• ESERCIZIO BREVE: Prosegui il brano sulla famiglia di Polissena Lorenzi partendo subito dopo la sua ultima frase.

• PAGINA:

<<<<

La madre, Polissena Lorenzi, facente parte di una delle famiglie più onorate di Caprarola, viene così descritta “questa […] recogli co' pregi d'una piucché mediocre bellezza, e proporzionate facoltà, li caratteri di singolar modestia, ed amor coniugale” [1]

Giuseppe e Polissena ebbero cinque figli, due femmine e tre maschi. Le due sorelle, Maria Arcangela e Agnese Teresa, presero entrambe i voti, la prima nel Monastero di SS. Agostino e Rocco, la seconda nel Monastero della Pace di Viterbo, vissero ambedue vite di esemplare osservanza e vennero ricordate come esempi di più che mediocre santità. I tre fratelli maschi erano: Carlo, primogenito, il quale dovette accasarsi alla morte dei genitori per mantenere la famiglia, Girolamo, questo appunto il nome di battesimo di Giuseppe, secondogenito, ed infine Francesco, il fratello minore.

>>>>

• DATI MOSTRATI:
<<<<

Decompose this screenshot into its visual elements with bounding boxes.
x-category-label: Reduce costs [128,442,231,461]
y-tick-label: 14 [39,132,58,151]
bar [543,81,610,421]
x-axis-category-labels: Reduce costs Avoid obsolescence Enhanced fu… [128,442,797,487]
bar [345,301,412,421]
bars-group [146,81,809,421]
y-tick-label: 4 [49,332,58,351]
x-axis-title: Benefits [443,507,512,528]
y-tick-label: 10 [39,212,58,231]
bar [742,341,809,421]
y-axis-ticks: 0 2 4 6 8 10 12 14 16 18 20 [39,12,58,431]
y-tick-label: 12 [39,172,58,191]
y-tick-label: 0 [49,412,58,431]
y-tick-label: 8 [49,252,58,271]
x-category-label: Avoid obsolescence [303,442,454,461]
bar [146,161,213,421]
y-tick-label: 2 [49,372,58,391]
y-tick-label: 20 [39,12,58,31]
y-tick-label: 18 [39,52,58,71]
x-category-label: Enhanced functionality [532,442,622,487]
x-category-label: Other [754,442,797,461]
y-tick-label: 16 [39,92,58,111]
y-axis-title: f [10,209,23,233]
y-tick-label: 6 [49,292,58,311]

>>>>

• RISULTATO DELL'ESERCIZIO:
Infanzia e primi studi

modifica

I primi anni dell'infanzia di Girolamo si svolgono in relativa tranquillità, senza quei “prodigi” che potessero far presagire un avvenire cosi importante, non mancando pero di <<una seria, e modesta gravità, manifesto, e chiaro indizio d'indole savia,e circospetta, quale aggiuntavi l'attenta educazione de'Genitori, il fece comunemente ammirare per un compendio di cristiana pietà>>. [2]

Fin dalla giovane età, Girolamo presenta i tratti di un ragazzo intelligente e disciplinato, sia nell'ambito degli studi, sia per quanto riguarda la devozione cristiana. Il fratello Carlo, notate le sue capacita, e dopo averlo introdotto agli studi delle scienze a Viterbo, lo fece trasferire a Roma presso i padri della Compagnia di Gesù, dove venne riconosciuto fra i migliori studenti della scuola. Anche qui, Girolamo, dimostra la sua rettitudine, evitando le compagnie di ragazzi meno morigerati, impegnandosi invece nella coltivazione della sua pietà cristiana nell'osservanza dei divini precetti.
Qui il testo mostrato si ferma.